(Goal): Pictures don't belong in the copy; print all the records exactly.

++++++++

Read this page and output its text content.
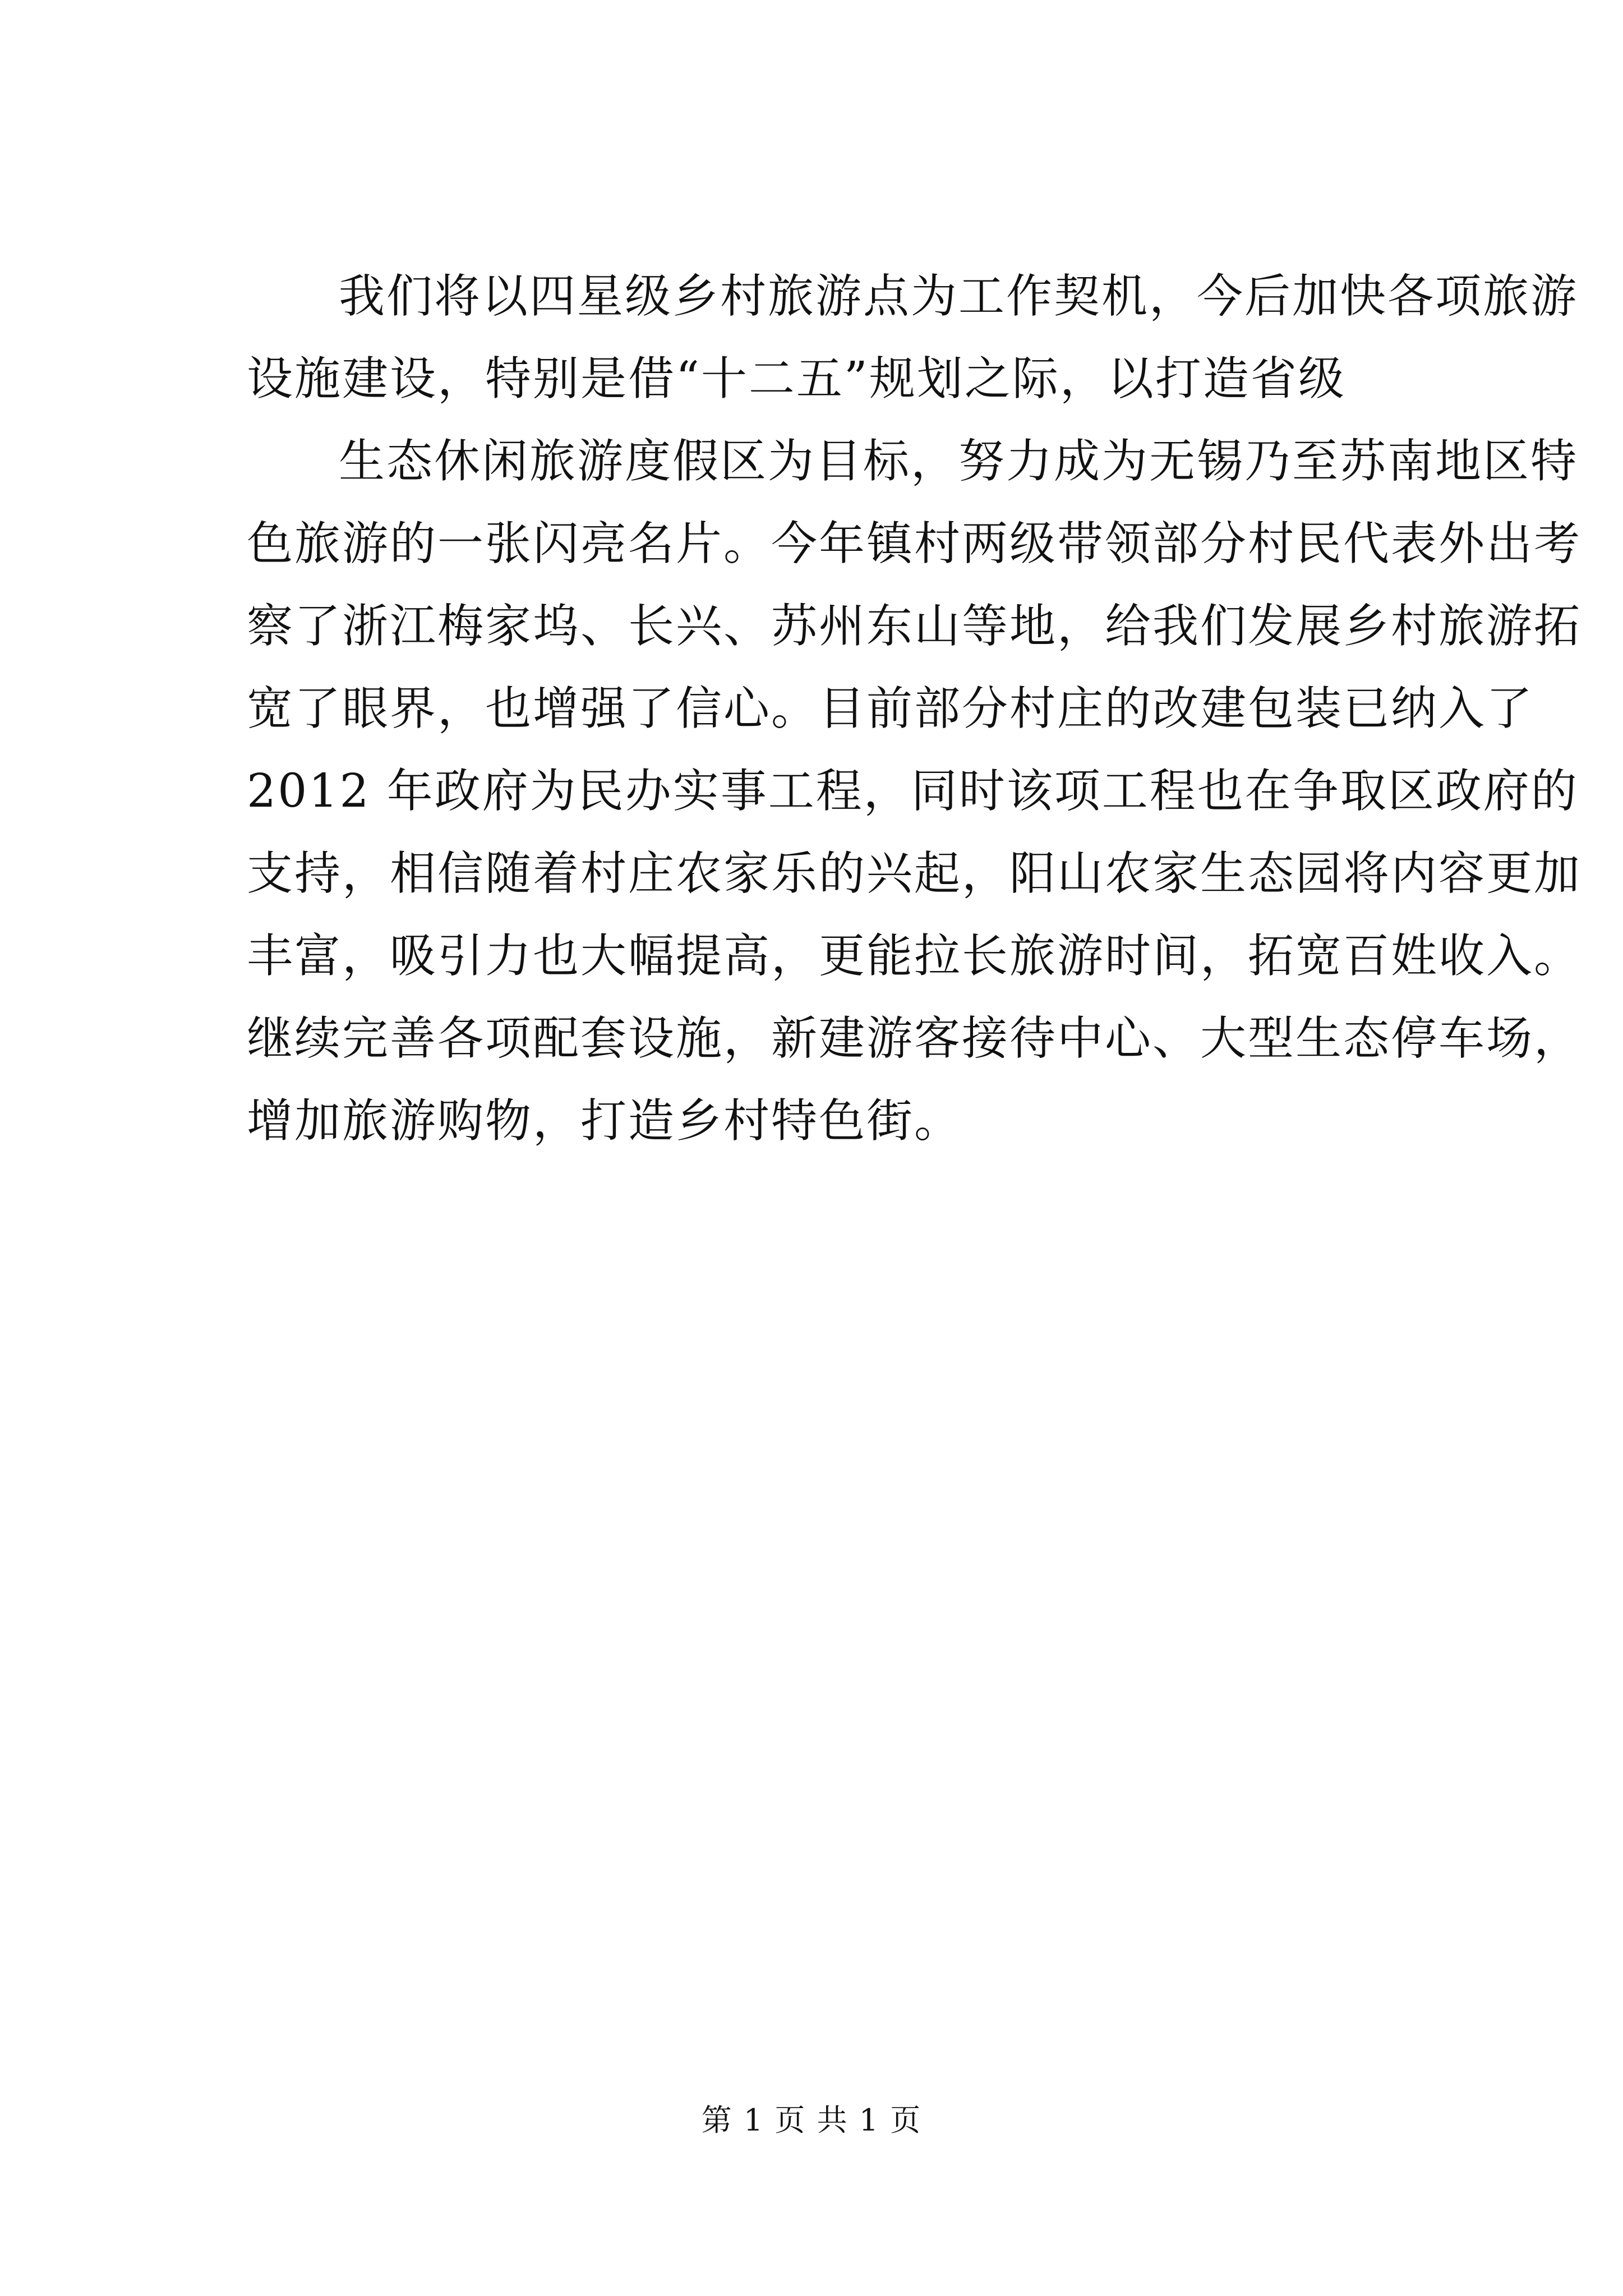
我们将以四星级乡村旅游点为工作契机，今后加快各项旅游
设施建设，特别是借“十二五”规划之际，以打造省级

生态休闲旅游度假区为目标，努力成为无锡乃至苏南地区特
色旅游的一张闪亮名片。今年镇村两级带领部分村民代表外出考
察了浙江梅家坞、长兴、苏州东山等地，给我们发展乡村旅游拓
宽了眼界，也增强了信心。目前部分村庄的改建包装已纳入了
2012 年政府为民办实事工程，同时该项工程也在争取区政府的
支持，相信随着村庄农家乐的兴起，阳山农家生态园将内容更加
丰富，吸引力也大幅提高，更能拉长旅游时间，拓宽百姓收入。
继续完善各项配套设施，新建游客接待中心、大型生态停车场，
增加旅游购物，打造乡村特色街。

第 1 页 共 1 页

++++++++

(Exercise response):
Read this page and output its text content.
我们将以四星级乡村旅游点为工作契机，今后加快各项旅游
设施建设，特别是借“十二五”规划之际，以打造省级

生态休闲旅游度假区为目标，努力成为无锡乃至苏南地区特
色旅游的一张闪亮名片。今年镇村两级带领部分村民代表外出考
察了浙江梅家坞、长兴、苏州东山等地，给我们发展乡村旅游拓
宽了眼界，也增强了信心。目前部分村庄的改建包装已纳入了
2012 年政府为民办实事工程，同时该项工程也在争取区政府的
支持，相信随着村庄农家乐的兴起，阳山农家生态园将内容更加
丰富，吸引力也大幅提高，更能拉长旅游时间，拓宽百姓收入。
继续完善各项配套设施，新建游客接待中心、大型生态停车场，
增加旅游购物，打造乡村特色街。

第 1 页 共 1 页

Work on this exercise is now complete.